(Stored data)

— BEGIN —

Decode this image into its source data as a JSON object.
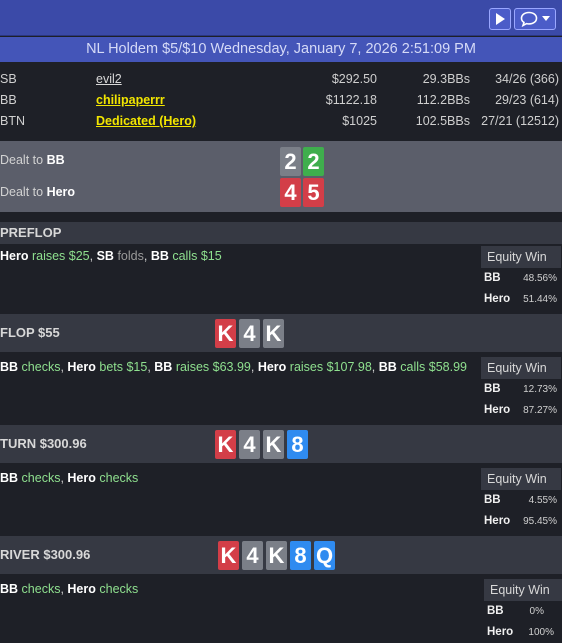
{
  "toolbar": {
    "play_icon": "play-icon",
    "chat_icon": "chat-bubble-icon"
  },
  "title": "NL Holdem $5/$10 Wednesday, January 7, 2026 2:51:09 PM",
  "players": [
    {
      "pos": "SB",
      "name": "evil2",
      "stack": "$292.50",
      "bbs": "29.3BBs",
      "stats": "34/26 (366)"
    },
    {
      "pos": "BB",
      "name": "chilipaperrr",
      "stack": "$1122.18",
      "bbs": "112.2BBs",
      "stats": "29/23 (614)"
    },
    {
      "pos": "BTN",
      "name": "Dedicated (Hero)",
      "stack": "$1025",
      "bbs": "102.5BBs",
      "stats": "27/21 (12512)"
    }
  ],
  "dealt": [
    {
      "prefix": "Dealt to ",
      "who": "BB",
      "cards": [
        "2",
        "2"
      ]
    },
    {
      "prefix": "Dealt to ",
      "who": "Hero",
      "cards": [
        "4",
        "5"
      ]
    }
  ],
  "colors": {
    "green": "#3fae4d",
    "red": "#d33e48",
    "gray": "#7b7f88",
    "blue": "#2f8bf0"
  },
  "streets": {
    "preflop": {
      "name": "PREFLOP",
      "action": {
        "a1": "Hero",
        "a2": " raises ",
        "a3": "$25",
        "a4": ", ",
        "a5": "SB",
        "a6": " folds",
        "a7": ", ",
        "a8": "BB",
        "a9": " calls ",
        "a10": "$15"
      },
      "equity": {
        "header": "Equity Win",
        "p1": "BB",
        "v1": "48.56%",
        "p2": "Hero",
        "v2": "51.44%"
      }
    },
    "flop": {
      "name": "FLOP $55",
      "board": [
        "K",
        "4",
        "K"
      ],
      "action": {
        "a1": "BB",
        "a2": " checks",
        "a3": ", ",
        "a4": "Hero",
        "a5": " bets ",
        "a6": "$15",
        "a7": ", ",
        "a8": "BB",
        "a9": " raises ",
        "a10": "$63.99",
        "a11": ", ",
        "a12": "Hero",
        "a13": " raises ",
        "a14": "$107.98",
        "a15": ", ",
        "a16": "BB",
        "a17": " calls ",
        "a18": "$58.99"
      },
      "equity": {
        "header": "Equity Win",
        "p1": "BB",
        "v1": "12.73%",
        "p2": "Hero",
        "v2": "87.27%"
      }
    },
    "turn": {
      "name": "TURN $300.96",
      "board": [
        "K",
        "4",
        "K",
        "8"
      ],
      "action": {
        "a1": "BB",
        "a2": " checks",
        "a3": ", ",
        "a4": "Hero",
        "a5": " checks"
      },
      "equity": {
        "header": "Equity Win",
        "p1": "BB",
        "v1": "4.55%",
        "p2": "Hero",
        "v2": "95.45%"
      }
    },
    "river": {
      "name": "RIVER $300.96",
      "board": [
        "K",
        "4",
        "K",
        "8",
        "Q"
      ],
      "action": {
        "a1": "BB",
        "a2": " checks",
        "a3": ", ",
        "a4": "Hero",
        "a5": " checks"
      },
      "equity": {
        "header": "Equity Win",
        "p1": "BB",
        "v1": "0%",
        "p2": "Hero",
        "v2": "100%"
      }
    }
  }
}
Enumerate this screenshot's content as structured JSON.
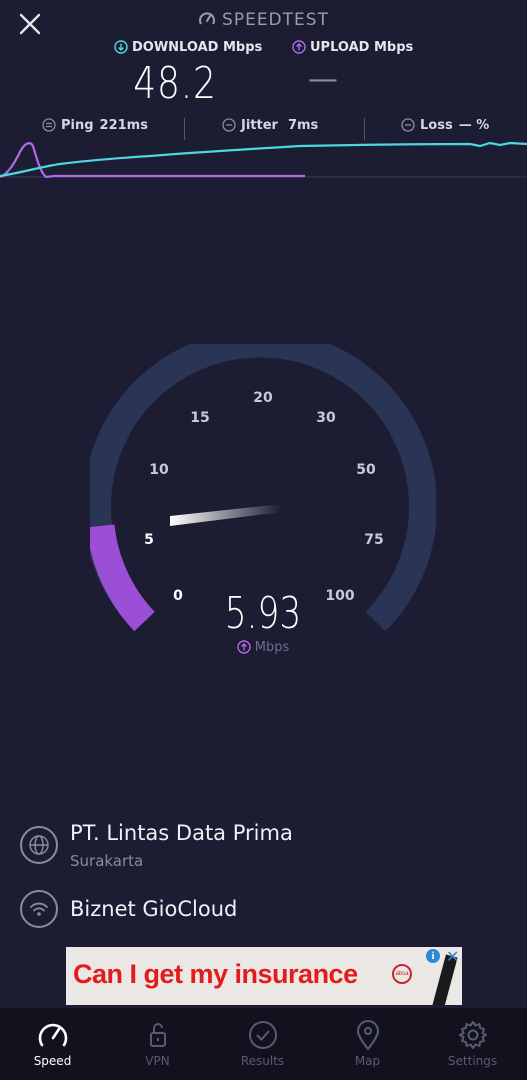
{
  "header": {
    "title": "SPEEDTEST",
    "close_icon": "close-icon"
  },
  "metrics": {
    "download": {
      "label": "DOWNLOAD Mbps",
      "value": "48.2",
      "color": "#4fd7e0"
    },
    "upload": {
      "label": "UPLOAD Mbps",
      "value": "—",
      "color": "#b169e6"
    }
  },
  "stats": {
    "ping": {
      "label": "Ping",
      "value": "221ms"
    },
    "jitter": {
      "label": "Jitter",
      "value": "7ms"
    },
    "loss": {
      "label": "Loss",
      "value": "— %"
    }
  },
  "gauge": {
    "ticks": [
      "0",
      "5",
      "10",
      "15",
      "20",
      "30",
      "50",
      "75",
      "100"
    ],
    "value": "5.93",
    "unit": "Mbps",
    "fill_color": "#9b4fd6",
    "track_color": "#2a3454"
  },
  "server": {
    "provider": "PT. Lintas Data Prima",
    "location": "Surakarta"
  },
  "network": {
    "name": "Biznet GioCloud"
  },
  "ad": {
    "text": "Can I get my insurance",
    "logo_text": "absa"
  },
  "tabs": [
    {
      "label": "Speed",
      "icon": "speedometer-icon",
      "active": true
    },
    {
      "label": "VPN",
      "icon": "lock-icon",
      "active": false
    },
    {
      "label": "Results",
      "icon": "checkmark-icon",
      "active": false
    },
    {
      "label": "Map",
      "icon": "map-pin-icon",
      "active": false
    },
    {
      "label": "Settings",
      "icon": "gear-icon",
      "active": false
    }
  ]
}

— END —

Without the pictures, write out every entry precisely as it appears.

Decode this image into its source data as a JSON object.
{
  "toolbar": {
    "play_icon": "play-icon",
    "chat_icon": "chat-bubble-icon"
  },
  "title": "NL Holdem $5/$10 Wednesday, January 7, 2026 2:51:09 PM",
  "players": [
    {
      "pos": "SB",
      "name": "evil2",
      "stack": "$292.50",
      "bbs": "29.3BBs",
      "stats": "34/26 (366)"
    },
    {
      "pos": "BB",
      "name": "chilipaperrr",
      "stack": "$1122.18",
      "bbs": "112.2BBs",
      "stats": "29/23 (614)"
    },
    {
      "pos": "BTN",
      "name": "Dedicated (Hero)",
      "stack": "$1025",
      "bbs": "102.5BBs",
      "stats": "27/21 (12512)"
    }
  ],
  "dealt": [
    {
      "prefix": "Dealt to ",
      "who": "BB",
      "cards": [
        "2",
        "2"
      ]
    },
    {
      "prefix": "Dealt to ",
      "who": "Hero",
      "cards": [
        "4",
        "5"
      ]
    }
  ],
  "colors": {
    "green": "#3fae4d",
    "red": "#d33e48",
    "gray": "#7b7f88",
    "blue": "#2f8bf0"
  },
  "streets": {
    "preflop": {
      "name": "PREFLOP",
      "action": {
        "a1": "Hero",
        "a2": " raises ",
        "a3": "$25",
        "a4": ", ",
        "a5": "SB",
        "a6": " folds",
        "a7": ", ",
        "a8": "BB",
        "a9": " calls ",
        "a10": "$15"
      },
      "equity": {
        "header": "Equity Win",
        "p1": "BB",
        "v1": "48.56%",
        "p2": "Hero",
        "v2": "51.44%"
      }
    },
    "flop": {
      "name": "FLOP $55",
      "board": [
        "K",
        "4",
        "K"
      ],
      "action": {
        "a1": "BB",
        "a2": " checks",
        "a3": ", ",
        "a4": "Hero",
        "a5": " bets ",
        "a6": "$15",
        "a7": ", ",
        "a8": "BB",
        "a9": " raises ",
        "a10": "$63.99",
        "a11": ", ",
        "a12": "Hero",
        "a13": " raises ",
        "a14": "$107.98",
        "a15": ", ",
        "a16": "BB",
        "a17": " calls ",
        "a18": "$58.99"
      },
      "equity": {
        "header": "Equity Win",
        "p1": "BB",
        "v1": "12.73%",
        "p2": "Hero",
        "v2": "87.27%"
      }
    },
    "turn": {
      "name": "TURN $300.96",
      "board": [
        "K",
        "4",
        "K",
        "8"
      ],
      "action": {
        "a1": "BB",
        "a2": " checks",
        "a3": ", ",
        "a4": "Hero",
        "a5": " checks"
      },
      "equity": {
        "header": "Equity Win",
        "p1": "BB",
        "v1": "4.55%",
        "p2": "Hero",
        "v2": "95.45%"
      }
    },
    "river": {
      "name": "RIVER $300.96",
      "board": [
        "K",
        "4",
        "K",
        "8",
        "Q"
      ],
      "action": {
        "a1": "BB",
        "a2": " checks",
        "a3": ", ",
        "a4": "Hero",
        "a5": " checks"
      },
      "equity": {
        "header": "Equity Win",
        "p1": "BB",
        "v1": "0%",
        "p2": "Hero",
        "v2": "100%"
      }
    }
  }
}
Enumerate this screenshot's content as structured JSON.
{
  "header": {
    "title": "SPEEDTEST",
    "close_icon": "close-icon"
  },
  "metrics": {
    "download": {
      "label": "DOWNLOAD Mbps",
      "value": "48.2",
      "color": "#4fd7e0"
    },
    "upload": {
      "label": "UPLOAD Mbps",
      "value": "—",
      "color": "#b169e6"
    }
  },
  "stats": {
    "ping": {
      "label": "Ping",
      "value": "221ms"
    },
    "jitter": {
      "label": "Jitter",
      "value": "7ms"
    },
    "loss": {
      "label": "Loss",
      "value": "— %"
    }
  },
  "gauge": {
    "ticks": [
      "0",
      "5",
      "10",
      "15",
      "20",
      "30",
      "50",
      "75",
      "100"
    ],
    "value": "5.93",
    "unit": "Mbps",
    "fill_color": "#9b4fd6",
    "track_color": "#2a3454"
  },
  "server": {
    "provider": "PT. Lintas Data Prima",
    "location": "Surakarta"
  },
  "network": {
    "name": "Biznet GioCloud"
  },
  "ad": {
    "text": "Can I get my insurance",
    "logo_text": "absa"
  },
  "tabs": [
    {
      "label": "Speed",
      "icon": "speedometer-icon",
      "active": true
    },
    {
      "label": "VPN",
      "icon": "lock-icon",
      "active": false
    },
    {
      "label": "Results",
      "icon": "checkmark-icon",
      "active": false
    },
    {
      "label": "Map",
      "icon": "map-pin-icon",
      "active": false
    },
    {
      "label": "Settings",
      "icon": "gear-icon",
      "active": false
    }
  ]
}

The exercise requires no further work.